What you have to do →
All lines below must be repeated exactly, with the pictures omitted.

Data for processing →
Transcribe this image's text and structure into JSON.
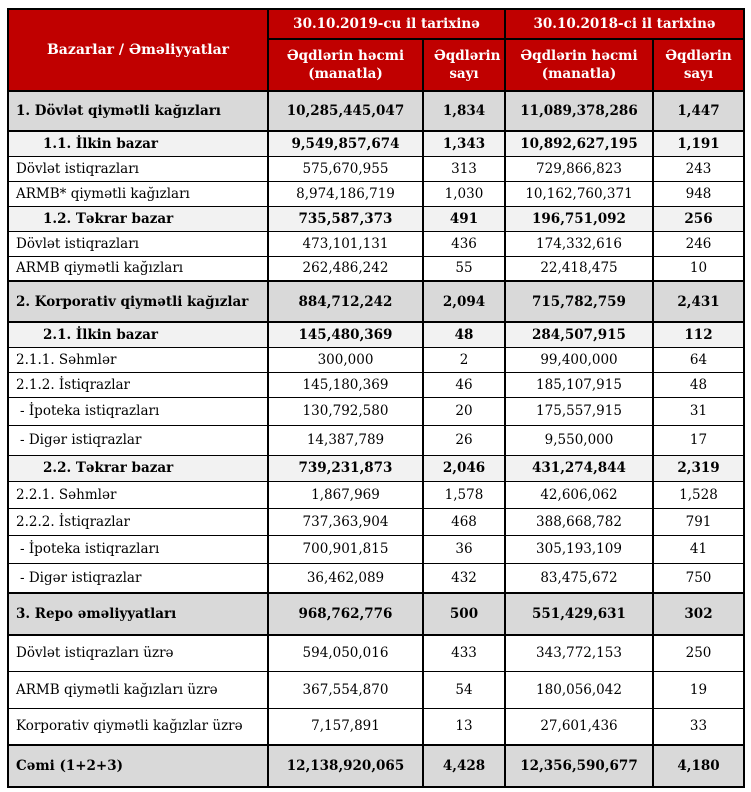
{
  "table": {
    "corner_header": "Bazarlar / Əməliyyatlar",
    "col_groups": [
      {
        "label": "30.10.2019-cu il tarixinə",
        "columns": [
          "Əqdlərin həcmi (manatla)",
          "Əqdlərin sayı"
        ]
      },
      {
        "label": "30.10.2018-ci il tarixinə",
        "columns": [
          "Əqdlərin həcmi (manatla)",
          "Əqdlərin sayı"
        ]
      }
    ],
    "rows": [
      {
        "label": "1. Dövlət qiymətli kağızları",
        "level": "section",
        "values": [
          "10,285,445,047",
          "1,834",
          "11,089,378,286",
          "1,447"
        ]
      },
      {
        "label": "1.1. İlkin bazar",
        "level": "subsection",
        "values": [
          "9,549,857,674",
          "1,343",
          "10,892,627,195",
          "1,191"
        ]
      },
      {
        "label": "Dövlət istiqrazları",
        "level": "item",
        "values": [
          "575,670,955",
          "313",
          "729,866,823",
          "243"
        ]
      },
      {
        "label": "ARMB* qiymətli kağızları",
        "level": "item",
        "values": [
          "8,974,186,719",
          "1,030",
          "10,162,760,371",
          "948"
        ]
      },
      {
        "label": "1.2. Təkrar bazar",
        "level": "subsection",
        "values": [
          "735,587,373",
          "491",
          "196,751,092",
          "256"
        ]
      },
      {
        "label": "Dövlət istiqrazları",
        "level": "item",
        "values": [
          "473,101,131",
          "436",
          "174,332,616",
          "246"
        ]
      },
      {
        "label": "ARMB qiymətli kağızları",
        "level": "item",
        "values": [
          "262,486,242",
          "55",
          "22,418,475",
          "10"
        ]
      },
      {
        "label": "2. Korporativ qiymətli kağızlar",
        "level": "section",
        "values": [
          "884,712,242",
          "2,094",
          "715,782,759",
          "2,431"
        ]
      },
      {
        "label": "2.1. İlkin bazar",
        "level": "subsection",
        "values": [
          "145,480,369",
          "48",
          "284,507,915",
          "112"
        ]
      },
      {
        "label": "2.1.1. Səhmlər",
        "level": "item",
        "values": [
          "300,000",
          "2",
          "99,400,000",
          "64"
        ]
      },
      {
        "label": "2.1.2. İstiqrazlar",
        "level": "item",
        "values": [
          "145,180,369",
          "46",
          "185,107,915",
          "48"
        ]
      },
      {
        "label": "- İpoteka istiqrazları",
        "level": "item-dash",
        "values": [
          "130,792,580",
          "20",
          "175,557,915",
          "31"
        ]
      },
      {
        "label": "- Digər istiqrazlar",
        "level": "item-dash",
        "values": [
          "14,387,789",
          "26",
          "9,550,000",
          "17"
        ]
      },
      {
        "label": "2.2. Təkrar bazar",
        "level": "subsection",
        "values": [
          "739,231,873",
          "2,046",
          "431,274,844",
          "2,319"
        ]
      },
      {
        "label": "2.2.1. Səhmlər",
        "level": "item",
        "values": [
          "1,867,969",
          "1,578",
          "42,606,062",
          "1,528"
        ]
      },
      {
        "label": "2.2.2. İstiqrazlar",
        "level": "item",
        "values": [
          "737,363,904",
          "468",
          "388,668,782",
          "791"
        ]
      },
      {
        "label": "- İpoteka istiqrazları",
        "level": "item-dash",
        "values": [
          "700,901,815",
          "36",
          "305,193,109",
          "41"
        ]
      },
      {
        "label": "- Digər istiqrazlar",
        "level": "item-dash",
        "values": [
          "36,462,089",
          "432",
          "83,475,672",
          "750"
        ]
      },
      {
        "label": "3. Repo əməliyyatları",
        "level": "section",
        "values": [
          "968,762,776",
          "500",
          "551,429,631",
          "302"
        ]
      },
      {
        "label": "Dövlət istiqrazları üzrə",
        "level": "item",
        "values": [
          "594,050,016",
          "433",
          "343,772,153",
          "250"
        ]
      },
      {
        "label": "ARMB qiymətli kağızları üzrə",
        "level": "item",
        "values": [
          "367,554,870",
          "54",
          "180,056,042",
          "19"
        ]
      },
      {
        "label": "Korporativ qiymətli kağızlar üzrə",
        "level": "item",
        "values": [
          "7,157,891",
          "13",
          "27,601,436",
          "33"
        ]
      },
      {
        "label": "Cəmi (1+2+3)",
        "level": "total",
        "values": [
          "12,138,920,065",
          "4,428",
          "12,356,590,677",
          "4,180"
        ]
      }
    ],
    "colors": {
      "header_bg": "#C00000",
      "header_text": "#FFFFFF",
      "section_bg": "#D9D9D9",
      "subsection_bg": "#F2F2F2"
    }
  }
}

Solved exercise →
Transcribe this image's text and structure into JSON.
{
  "table": {
    "corner_header": "Bazarlar / Əməliyyatlar",
    "col_groups": [
      {
        "label": "30.10.2019-cu il tarixinə",
        "columns": [
          "Əqdlərin həcmi (manatla)",
          "Əqdlərin sayı"
        ]
      },
      {
        "label": "30.10.2018-ci il tarixinə",
        "columns": [
          "Əqdlərin həcmi (manatla)",
          "Əqdlərin sayı"
        ]
      }
    ],
    "rows": [
      {
        "label": "1. Dövlət qiymətli kağızları",
        "level": "section",
        "values": [
          "10,285,445,047",
          "1,834",
          "11,089,378,286",
          "1,447"
        ]
      },
      {
        "label": "1.1. İlkin bazar",
        "level": "subsection",
        "values": [
          "9,549,857,674",
          "1,343",
          "10,892,627,195",
          "1,191"
        ]
      },
      {
        "label": "Dövlət istiqrazları",
        "level": "item",
        "values": [
          "575,670,955",
          "313",
          "729,866,823",
          "243"
        ]
      },
      {
        "label": "ARMB* qiymətli kağızları",
        "level": "item",
        "values": [
          "8,974,186,719",
          "1,030",
          "10,162,760,371",
          "948"
        ]
      },
      {
        "label": "1.2. Təkrar bazar",
        "level": "subsection",
        "values": [
          "735,587,373",
          "491",
          "196,751,092",
          "256"
        ]
      },
      {
        "label": "Dövlət istiqrazları",
        "level": "item",
        "values": [
          "473,101,131",
          "436",
          "174,332,616",
          "246"
        ]
      },
      {
        "label": "ARMB qiymətli kağızları",
        "level": "item",
        "values": [
          "262,486,242",
          "55",
          "22,418,475",
          "10"
        ]
      },
      {
        "label": "2. Korporativ qiymətli kağızlar",
        "level": "section",
        "values": [
          "884,712,242",
          "2,094",
          "715,782,759",
          "2,431"
        ]
      },
      {
        "label": "2.1. İlkin bazar",
        "level": "subsection",
        "values": [
          "145,480,369",
          "48",
          "284,507,915",
          "112"
        ]
      },
      {
        "label": "2.1.1. Səhmlər",
        "level": "item",
        "values": [
          "300,000",
          "2",
          "99,400,000",
          "64"
        ]
      },
      {
        "label": "2.1.2. İstiqrazlar",
        "level": "item",
        "values": [
          "145,180,369",
          "46",
          "185,107,915",
          "48"
        ]
      },
      {
        "label": "- İpoteka istiqrazları",
        "level": "item-dash",
        "values": [
          "130,792,580",
          "20",
          "175,557,915",
          "31"
        ]
      },
      {
        "label": "- Digər istiqrazlar",
        "level": "item-dash",
        "values": [
          "14,387,789",
          "26",
          "9,550,000",
          "17"
        ]
      },
      {
        "label": "2.2. Təkrar bazar",
        "level": "subsection",
        "values": [
          "739,231,873",
          "2,046",
          "431,274,844",
          "2,319"
        ]
      },
      {
        "label": "2.2.1. Səhmlər",
        "level": "item",
        "values": [
          "1,867,969",
          "1,578",
          "42,606,062",
          "1,528"
        ]
      },
      {
        "label": "2.2.2. İstiqrazlar",
        "level": "item",
        "values": [
          "737,363,904",
          "468",
          "388,668,782",
          "791"
        ]
      },
      {
        "label": "- İpoteka istiqrazları",
        "level": "item-dash",
        "values": [
          "700,901,815",
          "36",
          "305,193,109",
          "41"
        ]
      },
      {
        "label": "- Digər istiqrazlar",
        "level": "item-dash",
        "values": [
          "36,462,089",
          "432",
          "83,475,672",
          "750"
        ]
      },
      {
        "label": "3. Repo əməliyyatları",
        "level": "section",
        "values": [
          "968,762,776",
          "500",
          "551,429,631",
          "302"
        ]
      },
      {
        "label": "Dövlət istiqrazları üzrə",
        "level": "item",
        "values": [
          "594,050,016",
          "433",
          "343,772,153",
          "250"
        ]
      },
      {
        "label": "ARMB qiymətli kağızları üzrə",
        "level": "item",
        "values": [
          "367,554,870",
          "54",
          "180,056,042",
          "19"
        ]
      },
      {
        "label": "Korporativ qiymətli kağızlar üzrə",
        "level": "item",
        "values": [
          "7,157,891",
          "13",
          "27,601,436",
          "33"
        ]
      },
      {
        "label": "Cəmi (1+2+3)",
        "level": "total",
        "values": [
          "12,138,920,065",
          "4,428",
          "12,356,590,677",
          "4,180"
        ]
      }
    ],
    "colors": {
      "header_bg": "#C00000",
      "header_text": "#FFFFFF",
      "section_bg": "#D9D9D9",
      "subsection_bg": "#F2F2F2"
    }
  }
}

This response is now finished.